* Aim of the task:
Take the entries below and reproduce them word for word.

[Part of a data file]

+ + + + + + +

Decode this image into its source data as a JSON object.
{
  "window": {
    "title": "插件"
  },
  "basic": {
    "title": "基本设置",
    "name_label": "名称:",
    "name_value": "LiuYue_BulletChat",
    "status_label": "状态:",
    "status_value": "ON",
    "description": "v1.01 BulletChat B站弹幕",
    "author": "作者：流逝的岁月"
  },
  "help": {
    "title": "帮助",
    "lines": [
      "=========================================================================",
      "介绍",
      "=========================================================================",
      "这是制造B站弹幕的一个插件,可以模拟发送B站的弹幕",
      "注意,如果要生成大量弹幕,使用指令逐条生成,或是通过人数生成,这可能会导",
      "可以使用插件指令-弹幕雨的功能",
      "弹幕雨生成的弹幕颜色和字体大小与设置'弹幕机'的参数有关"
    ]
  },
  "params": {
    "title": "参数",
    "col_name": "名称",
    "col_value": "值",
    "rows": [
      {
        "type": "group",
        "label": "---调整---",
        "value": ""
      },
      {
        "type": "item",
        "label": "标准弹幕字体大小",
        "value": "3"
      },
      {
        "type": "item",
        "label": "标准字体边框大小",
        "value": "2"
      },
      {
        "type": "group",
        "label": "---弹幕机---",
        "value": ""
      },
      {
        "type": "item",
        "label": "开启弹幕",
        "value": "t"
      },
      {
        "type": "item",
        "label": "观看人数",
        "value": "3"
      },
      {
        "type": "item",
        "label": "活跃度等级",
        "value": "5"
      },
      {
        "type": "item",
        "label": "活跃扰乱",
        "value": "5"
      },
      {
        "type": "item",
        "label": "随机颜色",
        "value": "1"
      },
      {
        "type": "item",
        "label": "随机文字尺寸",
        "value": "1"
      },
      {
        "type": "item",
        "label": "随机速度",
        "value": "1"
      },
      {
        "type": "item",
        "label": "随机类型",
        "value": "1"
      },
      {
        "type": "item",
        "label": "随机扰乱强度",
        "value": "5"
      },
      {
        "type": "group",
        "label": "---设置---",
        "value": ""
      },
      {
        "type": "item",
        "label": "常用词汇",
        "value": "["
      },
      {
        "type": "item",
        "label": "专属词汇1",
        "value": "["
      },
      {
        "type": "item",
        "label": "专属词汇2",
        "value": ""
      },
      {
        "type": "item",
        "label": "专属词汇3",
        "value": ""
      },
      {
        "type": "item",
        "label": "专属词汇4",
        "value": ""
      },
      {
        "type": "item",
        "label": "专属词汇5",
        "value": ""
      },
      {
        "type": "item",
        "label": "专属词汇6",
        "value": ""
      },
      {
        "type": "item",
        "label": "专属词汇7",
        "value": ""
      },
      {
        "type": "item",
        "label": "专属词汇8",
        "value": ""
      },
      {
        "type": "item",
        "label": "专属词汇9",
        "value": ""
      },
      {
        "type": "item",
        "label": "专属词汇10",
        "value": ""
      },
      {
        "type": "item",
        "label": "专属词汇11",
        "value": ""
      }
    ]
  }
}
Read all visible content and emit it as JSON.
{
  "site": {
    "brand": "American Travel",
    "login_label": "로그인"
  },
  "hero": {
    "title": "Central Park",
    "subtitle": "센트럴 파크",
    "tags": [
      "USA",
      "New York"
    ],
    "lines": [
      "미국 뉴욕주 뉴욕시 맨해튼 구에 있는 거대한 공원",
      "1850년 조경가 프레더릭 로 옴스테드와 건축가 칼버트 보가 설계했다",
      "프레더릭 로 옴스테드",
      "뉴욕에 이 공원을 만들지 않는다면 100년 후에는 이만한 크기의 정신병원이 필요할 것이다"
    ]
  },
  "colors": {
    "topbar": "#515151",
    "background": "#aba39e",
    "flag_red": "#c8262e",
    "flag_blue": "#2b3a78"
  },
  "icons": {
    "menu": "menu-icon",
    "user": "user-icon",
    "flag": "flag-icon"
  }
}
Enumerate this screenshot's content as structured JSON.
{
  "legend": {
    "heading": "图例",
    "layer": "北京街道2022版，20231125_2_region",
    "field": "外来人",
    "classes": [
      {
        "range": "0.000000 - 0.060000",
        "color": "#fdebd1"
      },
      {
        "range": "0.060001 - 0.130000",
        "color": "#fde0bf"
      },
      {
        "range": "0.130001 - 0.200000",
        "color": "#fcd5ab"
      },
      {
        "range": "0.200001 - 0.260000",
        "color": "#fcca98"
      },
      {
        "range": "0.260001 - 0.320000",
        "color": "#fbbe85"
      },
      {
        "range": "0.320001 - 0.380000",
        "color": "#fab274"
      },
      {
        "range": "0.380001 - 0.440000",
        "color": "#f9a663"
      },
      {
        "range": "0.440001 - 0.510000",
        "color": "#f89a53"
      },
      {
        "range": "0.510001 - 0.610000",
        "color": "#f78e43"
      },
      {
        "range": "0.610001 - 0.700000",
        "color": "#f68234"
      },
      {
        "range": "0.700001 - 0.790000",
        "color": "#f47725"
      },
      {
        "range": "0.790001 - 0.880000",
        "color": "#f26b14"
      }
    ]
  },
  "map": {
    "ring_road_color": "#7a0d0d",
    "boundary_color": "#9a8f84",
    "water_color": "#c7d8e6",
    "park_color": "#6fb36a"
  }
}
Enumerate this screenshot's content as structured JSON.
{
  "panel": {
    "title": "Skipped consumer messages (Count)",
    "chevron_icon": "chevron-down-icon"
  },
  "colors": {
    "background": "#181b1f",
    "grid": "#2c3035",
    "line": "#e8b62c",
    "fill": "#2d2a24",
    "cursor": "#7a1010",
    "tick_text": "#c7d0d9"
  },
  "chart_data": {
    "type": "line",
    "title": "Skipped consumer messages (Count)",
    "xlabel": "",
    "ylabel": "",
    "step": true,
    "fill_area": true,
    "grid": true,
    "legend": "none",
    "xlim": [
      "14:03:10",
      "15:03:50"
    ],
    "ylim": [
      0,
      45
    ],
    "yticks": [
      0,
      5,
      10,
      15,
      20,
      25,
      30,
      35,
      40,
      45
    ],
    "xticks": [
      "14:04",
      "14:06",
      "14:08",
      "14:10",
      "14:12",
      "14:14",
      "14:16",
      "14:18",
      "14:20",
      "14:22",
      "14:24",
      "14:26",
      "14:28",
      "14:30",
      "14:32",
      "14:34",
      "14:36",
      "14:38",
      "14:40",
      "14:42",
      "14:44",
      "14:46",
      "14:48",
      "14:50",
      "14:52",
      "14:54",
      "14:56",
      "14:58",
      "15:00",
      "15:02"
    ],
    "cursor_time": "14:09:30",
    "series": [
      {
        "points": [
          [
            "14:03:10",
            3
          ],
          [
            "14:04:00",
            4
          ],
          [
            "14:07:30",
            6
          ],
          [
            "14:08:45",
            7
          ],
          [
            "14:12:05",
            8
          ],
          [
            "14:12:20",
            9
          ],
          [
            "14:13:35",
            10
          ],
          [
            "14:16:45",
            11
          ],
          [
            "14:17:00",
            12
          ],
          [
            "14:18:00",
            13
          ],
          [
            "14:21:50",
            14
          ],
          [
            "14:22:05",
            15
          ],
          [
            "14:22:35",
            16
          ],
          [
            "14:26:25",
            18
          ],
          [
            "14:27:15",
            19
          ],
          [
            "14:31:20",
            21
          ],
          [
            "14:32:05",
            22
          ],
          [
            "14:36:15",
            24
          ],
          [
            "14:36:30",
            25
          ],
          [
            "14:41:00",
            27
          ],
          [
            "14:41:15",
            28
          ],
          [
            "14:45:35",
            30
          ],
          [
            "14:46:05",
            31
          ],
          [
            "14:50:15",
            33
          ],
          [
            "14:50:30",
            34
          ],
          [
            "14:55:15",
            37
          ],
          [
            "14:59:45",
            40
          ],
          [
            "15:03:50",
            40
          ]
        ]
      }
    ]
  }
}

+ + + + + + +

* Task response:
Decode this image into its source data as a JSON object.
{
  "window": {
    "title": "插件"
  },
  "basic": {
    "title": "基本设置",
    "name_label": "名称:",
    "name_value": "LiuYue_BulletChat",
    "status_label": "状态:",
    "status_value": "ON",
    "description": "v1.01 BulletChat B站弹幕",
    "author": "作者：流逝的岁月"
  },
  "help": {
    "title": "帮助",
    "lines": [
      "=========================================================================",
      "介绍",
      "=========================================================================",
      "这是制造B站弹幕的一个插件,可以模拟发送B站的弹幕",
      "注意,如果要生成大量弹幕,使用指令逐条生成,或是通过人数生成,这可能会导",
      "可以使用插件指令-弹幕雨的功能",
      "弹幕雨生成的弹幕颜色和字体大小与设置'弹幕机'的参数有关"
    ]
  },
  "params": {
    "title": "参数",
    "col_name": "名称",
    "col_value": "值",
    "rows": [
      {
        "type": "group",
        "label": "---调整---",
        "value": ""
      },
      {
        "type": "item",
        "label": "标准弹幕字体大小",
        "value": "3"
      },
      {
        "type": "item",
        "label": "标准字体边框大小",
        "value": "2"
      },
      {
        "type": "group",
        "label": "---弹幕机---",
        "value": ""
      },
      {
        "type": "item",
        "label": "开启弹幕",
        "value": "t"
      },
      {
        "type": "item",
        "label": "观看人数",
        "value": "3"
      },
      {
        "type": "item",
        "label": "活跃度等级",
        "value": "5"
      },
      {
        "type": "item",
        "label": "活跃扰乱",
        "value": "5"
      },
      {
        "type": "item",
        "label": "随机颜色",
        "value": "1"
      },
      {
        "type": "item",
        "label": "随机文字尺寸",
        "value": "1"
      },
      {
        "type": "item",
        "label": "随机速度",
        "value": "1"
      },
      {
        "type": "item",
        "label": "随机类型",
        "value": "1"
      },
      {
        "type": "item",
        "label": "随机扰乱强度",
        "value": "5"
      },
      {
        "type": "group",
        "label": "---设置---",
        "value": ""
      },
      {
        "type": "item",
        "label": "常用词汇",
        "value": "["
      },
      {
        "type": "item",
        "label": "专属词汇1",
        "value": "["
      },
      {
        "type": "item",
        "label": "专属词汇2",
        "value": ""
      },
      {
        "type": "item",
        "label": "专属词汇3",
        "value": ""
      },
      {
        "type": "item",
        "label": "专属词汇4",
        "value": ""
      },
      {
        "type": "item",
        "label": "专属词汇5",
        "value": ""
      },
      {
        "type": "item",
        "label": "专属词汇6",
        "value": ""
      },
      {
        "type": "item",
        "label": "专属词汇7",
        "value": ""
      },
      {
        "type": "item",
        "label": "专属词汇8",
        "value": ""
      },
      {
        "type": "item",
        "label": "专属词汇9",
        "value": ""
      },
      {
        "type": "item",
        "label": "专属词汇10",
        "value": ""
      },
      {
        "type": "item",
        "label": "专属词汇11",
        "value": ""
      }
    ]
  }
}
Read all visible content and emit it as JSON.
{
  "site": {
    "brand": "American Travel",
    "login_label": "로그인"
  },
  "hero": {
    "title": "Central Park",
    "subtitle": "센트럴 파크",
    "tags": [
      "USA",
      "New York"
    ],
    "lines": [
      "미국 뉴욕주 뉴욕시 맨해튼 구에 있는 거대한 공원",
      "1850년 조경가 프레더릭 로 옴스테드와 건축가 칼버트 보가 설계했다",
      "프레더릭 로 옴스테드",
      "뉴욕에 이 공원을 만들지 않는다면 100년 후에는 이만한 크기의 정신병원이 필요할 것이다"
    ]
  },
  "colors": {
    "topbar": "#515151",
    "background": "#aba39e",
    "flag_red": "#c8262e",
    "flag_blue": "#2b3a78"
  },
  "icons": {
    "menu": "menu-icon",
    "user": "user-icon",
    "flag": "flag-icon"
  }
}
Enumerate this screenshot's content as structured JSON.
{
  "legend": {
    "heading": "图例",
    "layer": "北京街道2022版，20231125_2_region",
    "field": "外来人",
    "classes": [
      {
        "range": "0.000000 - 0.060000",
        "color": "#fdebd1"
      },
      {
        "range": "0.060001 - 0.130000",
        "color": "#fde0bf"
      },
      {
        "range": "0.130001 - 0.200000",
        "color": "#fcd5ab"
      },
      {
        "range": "0.200001 - 0.260000",
        "color": "#fcca98"
      },
      {
        "range": "0.260001 - 0.320000",
        "color": "#fbbe85"
      },
      {
        "range": "0.320001 - 0.380000",
        "color": "#fab274"
      },
      {
        "range": "0.380001 - 0.440000",
        "color": "#f9a663"
      },
      {
        "range": "0.440001 - 0.510000",
        "color": "#f89a53"
      },
      {
        "range": "0.510001 - 0.610000",
        "color": "#f78e43"
      },
      {
        "range": "0.610001 - 0.700000",
        "color": "#f68234"
      },
      {
        "range": "0.700001 - 0.790000",
        "color": "#f47725"
      },
      {
        "range": "0.790001 - 0.880000",
        "color": "#f26b14"
      }
    ]
  },
  "map": {
    "ring_road_color": "#7a0d0d",
    "boundary_color": "#9a8f84",
    "water_color": "#c7d8e6",
    "park_color": "#6fb36a"
  }
}
Enumerate this screenshot's content as structured JSON.
{
  "panel": {
    "title": "Skipped consumer messages (Count)",
    "chevron_icon": "chevron-down-icon"
  },
  "colors": {
    "background": "#181b1f",
    "grid": "#2c3035",
    "line": "#e8b62c",
    "fill": "#2d2a24",
    "cursor": "#7a1010",
    "tick_text": "#c7d0d9"
  },
  "chart_data": {
    "type": "line",
    "title": "Skipped consumer messages (Count)",
    "xlabel": "",
    "ylabel": "",
    "step": true,
    "fill_area": true,
    "grid": true,
    "legend": "none",
    "xlim": [
      "14:03:10",
      "15:03:50"
    ],
    "ylim": [
      0,
      45
    ],
    "yticks": [
      0,
      5,
      10,
      15,
      20,
      25,
      30,
      35,
      40,
      45
    ],
    "xticks": [
      "14:04",
      "14:06",
      "14:08",
      "14:10",
      "14:12",
      "14:14",
      "14:16",
      "14:18",
      "14:20",
      "14:22",
      "14:24",
      "14:26",
      "14:28",
      "14:30",
      "14:32",
      "14:34",
      "14:36",
      "14:38",
      "14:40",
      "14:42",
      "14:44",
      "14:46",
      "14:48",
      "14:50",
      "14:52",
      "14:54",
      "14:56",
      "14:58",
      "15:00",
      "15:02"
    ],
    "cursor_time": "14:09:30",
    "series": [
      {
        "points": [
          [
            "14:03:10",
            3
          ],
          [
            "14:04:00",
            4
          ],
          [
            "14:07:30",
            6
          ],
          [
            "14:08:45",
            7
          ],
          [
            "14:12:05",
            8
          ],
          [
            "14:12:20",
            9
          ],
          [
            "14:13:35",
            10
          ],
          [
            "14:16:45",
            11
          ],
          [
            "14:17:00",
            12
          ],
          [
            "14:18:00",
            13
          ],
          [
            "14:21:50",
            14
          ],
          [
            "14:22:05",
            15
          ],
          [
            "14:22:35",
            16
          ],
          [
            "14:26:25",
            18
          ],
          [
            "14:27:15",
            19
          ],
          [
            "14:31:20",
            21
          ],
          [
            "14:32:05",
            22
          ],
          [
            "14:36:15",
            24
          ],
          [
            "14:36:30",
            25
          ],
          [
            "14:41:00",
            27
          ],
          [
            "14:41:15",
            28
          ],
          [
            "14:45:35",
            30
          ],
          [
            "14:46:05",
            31
          ],
          [
            "14:50:15",
            33
          ],
          [
            "14:50:30",
            34
          ],
          [
            "14:55:15",
            37
          ],
          [
            "14:59:45",
            40
          ],
          [
            "15:03:50",
            40
          ]
        ]
      }
    ]
  }
}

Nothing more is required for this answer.